Every entry below should be transcribed exactly; pictures stay out of the copy.

------ SOURCE RECORDS

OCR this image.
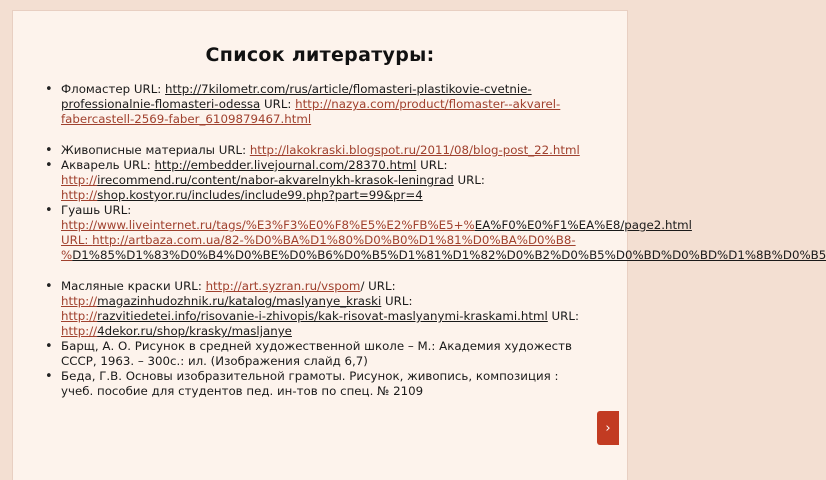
Список литературы:
• Фломастер URL: http://7kilometr.com/rus/article/flomasteri-plastikovie-cvetnie-professionalnie-flomasteri-odessa URL: http://nazya.com/product/flomaster--akvarel-fabercastell-2569-faber_6109879467.html
• Живописные материалы URL: http://lakokraski.blogspot.ru/2011/08/blog-post_22.html
• Акварель URL: http://embedder.livejournal.com/28370.html URL: http://irecommend.ru/content/nabor-akvarelnykh-krasok-leningrad URL: http://shop.kostyor.ru/includes/include99.php?part=99&pr=4
• Гуашь URL: http://www.liveinternet.ru/tags/%E3%F3%E0%F8%E5%E2%FB%E5+%EA%F0%E0%F1%EA%E8/page2.html URL: http://artbaza.com.ua/82-%D0%BA%D1%80%D0%B0%D1%81%D0%BA%D0%B8-%D1%85%D1%83%D0%B4%D0%BE%D0%B6%D0%B5%D1%81%D1%82%D0%B2%D0%B5%D0%BD%D0%BD%D1%8B%D0%B5
• Масляные краски URL: http://art.syzran.ru/vspom/ URL: http://magazinhudozhnik.ru/katalog/maslyanye_kraski URL: http://razvitiedetei.info/risovanie-i-zhivopis/kak-risovat-maslyanymi-kraskami.html URL: http://4dekor.ru/shop/krasky/masljanye
• Барщ, А. О. Рисунок в средней художественной школе – М.: Академия художеств СССР, 1963. – 300с.: ил. (Изображения слайд 6,7)
• Беда, Г.В. Основы изобразительной грамоты. Рисунок, живопись, композиция : учеб. пособие для студентов пед. ин-тов по спец. № 2109
›
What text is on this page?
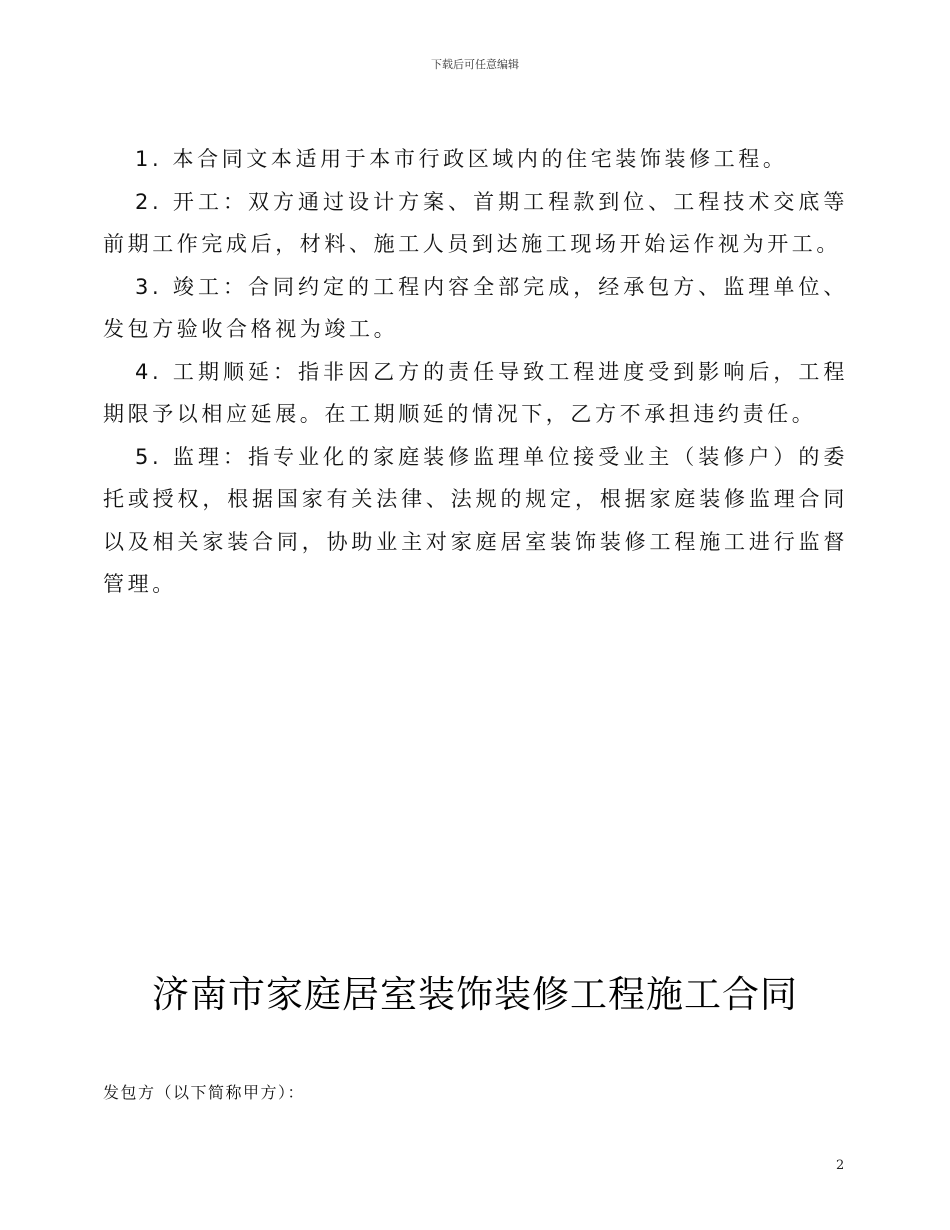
下载后可任意编辑

1. 本合同文本适用于本市行政区域内的住宅装饰装修工程。

2. 开工：双方通过设计方案、首期工程款到位、工程技术交底等前期工作完成后，材料、施工人员到达施工现场开始运作视为开工。

3. 竣工：合同约定的工程内容全部完成，经承包方、监理单位、发包方验收合格视为竣工。

4. 工期顺延：指非因乙方的责任导致工程进度受到影响后，工程期限予以相应延展。在工期顺延的情况下，乙方不承担违约责任。

5. 监理：指专业化的家庭装修监理单位接受业主（装修户）的委托或授权，根据国家有关法律、法规的规定，根据家庭装修监理合同以及相关家装合同，协助业主对家庭居室装饰装修工程施工进行监督管理。

济南市家庭居室装饰装修工程施工合同
发包方（以下简称甲方）：
2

------------

#### [TASK RESPONSE]
OCR this image.
Список литературы:
• Фломастер URL: http://7kilometr.com/rus/article/flomasteri-plastikovie-cvetnie-professionalnie-flomasteri-odessa URL: http://nazya.com/product/flomaster--akvarel-fabercastell-2569-faber_6109879467.html
• Живописные материалы URL: http://lakokraski.blogspot.ru/2011/08/blog-post_22.html
• Акварель URL: http://embedder.livejournal.com/28370.html URL: http://irecommend.ru/content/nabor-akvarelnykh-krasok-leningrad URL: http://shop.kostyor.ru/includes/include99.php?part=99&pr=4
• Гуашь URL: http://www.liveinternet.ru/tags/%E3%F3%E0%F8%E5%E2%FB%E5+%EA%F0%E0%F1%EA%E8/page2.html URL: http://artbaza.com.ua/82-%D0%BA%D1%80%D0%B0%D1%81%D0%BA%D0%B8-%D1%85%D1%83%D0%B4%D0%BE%D0%B6%D0%B5%D1%81%D1%82%D0%B2%D0%B5%D0%BD%D0%BD%D1%8B%D0%B5
• Масляные краски URL: http://art.syzran.ru/vspom/ URL: http://magazinhudozhnik.ru/katalog/maslyanye_kraski URL: http://razvitiedetei.info/risovanie-i-zhivopis/kak-risovat-maslyanymi-kraskami.html URL: http://4dekor.ru/shop/krasky/masljanye
• Барщ, А. О. Рисунок в средней художественной школе – М.: Академия художеств СССР, 1963. – 300с.: ил. (Изображения слайд 6,7)
• Беда, Г.В. Основы изобразительной грамоты. Рисунок, живопись, композиция : учеб. пособие для студентов пед. ин-тов по спец. № 2109
›
What text is on this page?
下载后可任意编辑

1. 本合同文本适用于本市行政区域内的住宅装饰装修工程。

2. 开工：双方通过设计方案、首期工程款到位、工程技术交底等前期工作完成后，材料、施工人员到达施工现场开始运作视为开工。

3. 竣工：合同约定的工程内容全部完成，经承包方、监理单位、发包方验收合格视为竣工。

4. 工期顺延：指非因乙方的责任导致工程进度受到影响后，工程期限予以相应延展。在工期顺延的情况下，乙方不承担违约责任。

5. 监理：指专业化的家庭装修监理单位接受业主（装修户）的委托或授权，根据国家有关法律、法规的规定，根据家庭装修监理合同以及相关家装合同，协助业主对家庭居室装饰装修工程施工进行监督管理。

济南市家庭居室装饰装修工程施工合同
发包方（以下简称甲方）：
2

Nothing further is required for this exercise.